AIM OF THE EXERCISE | Filter the data below for the string "najwyższy" and copy each matching line.

(Saved entries)
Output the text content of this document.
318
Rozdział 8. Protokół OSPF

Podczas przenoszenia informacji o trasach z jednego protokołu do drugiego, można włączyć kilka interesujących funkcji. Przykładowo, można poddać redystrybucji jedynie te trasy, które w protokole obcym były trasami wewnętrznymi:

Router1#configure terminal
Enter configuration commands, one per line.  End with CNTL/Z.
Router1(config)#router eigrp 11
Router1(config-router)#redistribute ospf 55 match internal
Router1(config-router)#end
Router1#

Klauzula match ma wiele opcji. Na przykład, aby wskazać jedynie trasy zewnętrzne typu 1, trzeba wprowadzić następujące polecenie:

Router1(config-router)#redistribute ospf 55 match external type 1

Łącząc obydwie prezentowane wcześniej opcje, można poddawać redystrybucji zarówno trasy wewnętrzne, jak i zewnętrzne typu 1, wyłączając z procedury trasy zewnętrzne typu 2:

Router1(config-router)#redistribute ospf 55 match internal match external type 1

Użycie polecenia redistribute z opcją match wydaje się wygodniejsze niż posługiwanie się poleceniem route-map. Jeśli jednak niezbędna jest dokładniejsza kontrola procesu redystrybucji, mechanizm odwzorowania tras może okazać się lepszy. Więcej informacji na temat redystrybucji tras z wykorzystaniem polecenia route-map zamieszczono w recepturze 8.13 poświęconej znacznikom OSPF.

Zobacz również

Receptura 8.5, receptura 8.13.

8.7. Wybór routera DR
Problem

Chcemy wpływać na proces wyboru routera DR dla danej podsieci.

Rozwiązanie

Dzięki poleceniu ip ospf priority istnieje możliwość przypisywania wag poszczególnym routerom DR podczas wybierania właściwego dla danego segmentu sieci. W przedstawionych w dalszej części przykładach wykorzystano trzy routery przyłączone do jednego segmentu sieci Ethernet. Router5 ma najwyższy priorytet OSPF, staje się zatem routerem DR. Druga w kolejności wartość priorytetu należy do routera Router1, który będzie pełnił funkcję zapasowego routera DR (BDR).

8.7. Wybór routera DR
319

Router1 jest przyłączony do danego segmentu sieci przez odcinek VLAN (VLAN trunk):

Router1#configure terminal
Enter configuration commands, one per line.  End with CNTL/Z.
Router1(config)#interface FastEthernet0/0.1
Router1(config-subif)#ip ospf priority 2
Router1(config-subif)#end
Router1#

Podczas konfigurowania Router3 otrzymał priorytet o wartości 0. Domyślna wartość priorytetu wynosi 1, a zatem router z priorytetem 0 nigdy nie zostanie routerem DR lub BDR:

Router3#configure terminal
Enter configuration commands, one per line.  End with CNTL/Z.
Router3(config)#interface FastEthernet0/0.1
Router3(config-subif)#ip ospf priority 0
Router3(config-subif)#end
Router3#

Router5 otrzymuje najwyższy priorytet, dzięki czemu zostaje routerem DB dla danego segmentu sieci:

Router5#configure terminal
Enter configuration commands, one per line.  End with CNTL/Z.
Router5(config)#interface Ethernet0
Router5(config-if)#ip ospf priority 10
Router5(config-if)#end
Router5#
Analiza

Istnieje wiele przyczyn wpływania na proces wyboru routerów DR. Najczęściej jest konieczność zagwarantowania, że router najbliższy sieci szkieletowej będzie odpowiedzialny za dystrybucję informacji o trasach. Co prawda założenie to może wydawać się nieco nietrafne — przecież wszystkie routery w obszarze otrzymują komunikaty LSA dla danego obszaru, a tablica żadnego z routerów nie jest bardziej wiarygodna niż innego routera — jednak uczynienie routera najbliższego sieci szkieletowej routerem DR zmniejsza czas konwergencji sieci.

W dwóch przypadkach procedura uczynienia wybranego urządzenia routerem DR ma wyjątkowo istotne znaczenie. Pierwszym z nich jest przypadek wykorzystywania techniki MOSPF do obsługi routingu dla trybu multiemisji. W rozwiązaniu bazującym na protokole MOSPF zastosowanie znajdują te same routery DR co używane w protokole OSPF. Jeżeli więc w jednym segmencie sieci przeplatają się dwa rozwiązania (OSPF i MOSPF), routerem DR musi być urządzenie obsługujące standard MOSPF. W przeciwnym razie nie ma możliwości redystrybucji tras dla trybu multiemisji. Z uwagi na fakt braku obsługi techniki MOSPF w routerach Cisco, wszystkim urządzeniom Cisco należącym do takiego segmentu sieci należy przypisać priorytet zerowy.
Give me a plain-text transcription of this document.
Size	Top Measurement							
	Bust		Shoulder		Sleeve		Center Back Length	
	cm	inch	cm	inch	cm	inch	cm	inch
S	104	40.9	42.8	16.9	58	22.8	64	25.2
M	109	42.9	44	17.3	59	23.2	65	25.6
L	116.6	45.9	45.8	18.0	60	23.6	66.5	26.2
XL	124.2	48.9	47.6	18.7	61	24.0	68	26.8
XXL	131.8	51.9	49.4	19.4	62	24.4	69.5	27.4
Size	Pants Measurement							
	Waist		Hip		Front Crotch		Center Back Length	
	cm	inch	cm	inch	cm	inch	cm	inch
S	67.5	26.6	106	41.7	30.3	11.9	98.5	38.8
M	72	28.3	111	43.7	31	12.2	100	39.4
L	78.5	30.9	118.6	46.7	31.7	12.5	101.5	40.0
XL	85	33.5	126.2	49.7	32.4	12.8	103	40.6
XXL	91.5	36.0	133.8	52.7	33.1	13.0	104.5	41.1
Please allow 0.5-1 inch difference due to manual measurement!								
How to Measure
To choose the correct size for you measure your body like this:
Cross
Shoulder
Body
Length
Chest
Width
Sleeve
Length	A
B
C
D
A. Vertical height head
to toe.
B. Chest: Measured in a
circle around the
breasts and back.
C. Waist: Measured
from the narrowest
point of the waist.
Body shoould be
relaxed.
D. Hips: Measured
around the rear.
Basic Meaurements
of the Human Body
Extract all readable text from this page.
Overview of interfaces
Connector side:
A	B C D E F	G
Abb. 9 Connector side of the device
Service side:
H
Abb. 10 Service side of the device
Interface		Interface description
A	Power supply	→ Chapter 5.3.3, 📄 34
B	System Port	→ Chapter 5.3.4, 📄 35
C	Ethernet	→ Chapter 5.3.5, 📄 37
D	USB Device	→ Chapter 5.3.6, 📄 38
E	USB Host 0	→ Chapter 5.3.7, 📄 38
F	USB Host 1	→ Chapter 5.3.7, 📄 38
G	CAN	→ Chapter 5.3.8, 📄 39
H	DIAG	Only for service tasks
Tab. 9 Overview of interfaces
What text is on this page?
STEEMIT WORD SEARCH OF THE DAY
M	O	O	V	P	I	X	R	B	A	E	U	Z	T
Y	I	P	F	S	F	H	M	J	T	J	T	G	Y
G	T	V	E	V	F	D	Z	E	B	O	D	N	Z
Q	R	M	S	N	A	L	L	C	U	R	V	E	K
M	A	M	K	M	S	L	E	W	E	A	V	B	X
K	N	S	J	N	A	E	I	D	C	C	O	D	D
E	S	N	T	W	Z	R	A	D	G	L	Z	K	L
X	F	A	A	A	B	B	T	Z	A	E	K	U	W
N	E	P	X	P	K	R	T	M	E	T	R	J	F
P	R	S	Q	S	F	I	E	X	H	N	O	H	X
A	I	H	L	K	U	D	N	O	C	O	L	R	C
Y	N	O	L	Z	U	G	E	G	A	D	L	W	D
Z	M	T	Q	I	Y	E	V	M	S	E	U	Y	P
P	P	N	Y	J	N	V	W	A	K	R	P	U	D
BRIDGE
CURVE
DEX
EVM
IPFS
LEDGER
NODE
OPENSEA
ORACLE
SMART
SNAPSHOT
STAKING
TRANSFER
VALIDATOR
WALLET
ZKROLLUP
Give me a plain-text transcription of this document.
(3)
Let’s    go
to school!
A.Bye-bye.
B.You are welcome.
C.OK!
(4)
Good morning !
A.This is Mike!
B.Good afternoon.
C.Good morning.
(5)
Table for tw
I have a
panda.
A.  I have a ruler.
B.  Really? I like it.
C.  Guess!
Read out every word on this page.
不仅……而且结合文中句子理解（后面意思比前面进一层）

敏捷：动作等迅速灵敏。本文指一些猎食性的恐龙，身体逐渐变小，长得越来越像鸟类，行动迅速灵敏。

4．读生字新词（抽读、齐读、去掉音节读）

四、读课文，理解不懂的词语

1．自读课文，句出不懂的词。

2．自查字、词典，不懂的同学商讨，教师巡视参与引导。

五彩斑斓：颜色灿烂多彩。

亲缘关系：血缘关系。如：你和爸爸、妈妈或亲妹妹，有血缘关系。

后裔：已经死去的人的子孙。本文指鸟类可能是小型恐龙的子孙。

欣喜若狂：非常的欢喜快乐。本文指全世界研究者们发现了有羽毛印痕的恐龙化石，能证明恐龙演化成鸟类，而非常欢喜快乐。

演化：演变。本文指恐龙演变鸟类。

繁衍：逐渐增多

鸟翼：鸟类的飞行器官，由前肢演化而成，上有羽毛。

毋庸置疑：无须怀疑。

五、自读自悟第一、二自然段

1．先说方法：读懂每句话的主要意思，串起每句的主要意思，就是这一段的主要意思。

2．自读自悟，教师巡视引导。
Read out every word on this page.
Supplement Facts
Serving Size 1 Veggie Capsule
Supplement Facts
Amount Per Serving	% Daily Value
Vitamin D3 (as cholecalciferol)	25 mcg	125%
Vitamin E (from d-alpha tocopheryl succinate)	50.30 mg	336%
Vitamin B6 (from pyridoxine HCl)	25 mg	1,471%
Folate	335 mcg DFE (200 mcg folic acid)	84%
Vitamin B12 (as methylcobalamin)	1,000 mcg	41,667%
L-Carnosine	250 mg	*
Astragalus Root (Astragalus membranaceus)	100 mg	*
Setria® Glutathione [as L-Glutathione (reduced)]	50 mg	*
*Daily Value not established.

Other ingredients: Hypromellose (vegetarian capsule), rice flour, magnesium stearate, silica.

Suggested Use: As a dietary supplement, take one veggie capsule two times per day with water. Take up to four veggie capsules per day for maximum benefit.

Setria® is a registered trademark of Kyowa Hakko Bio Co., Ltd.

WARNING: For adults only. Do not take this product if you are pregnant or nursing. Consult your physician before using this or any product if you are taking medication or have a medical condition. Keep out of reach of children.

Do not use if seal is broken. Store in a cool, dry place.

RESPONSE TO THIS EXERCISE |
Dzięki poleceniu ip ospf priority istnieje możliwość przypisywania wag poszczególnym routerom DR podczas wybierania właściwego dla danego segmentu sieci. W przedstawionych w dalszej części przykładach wykorzystano trzy routery przyłączone do jednego segmentu sieci Ethernet. Router5 ma najwyższy priorytet OSPF, staje się zatem routerem DR. Druga w kolejności wartość priorytetu należy do routera Router1, który będzie pełnił funkcję zapasowego routera DR (BDR).
Router5 otrzymuje najwyższy priorytet, dzięki czemu zostaje routerem DB dla danego segmentu sieci:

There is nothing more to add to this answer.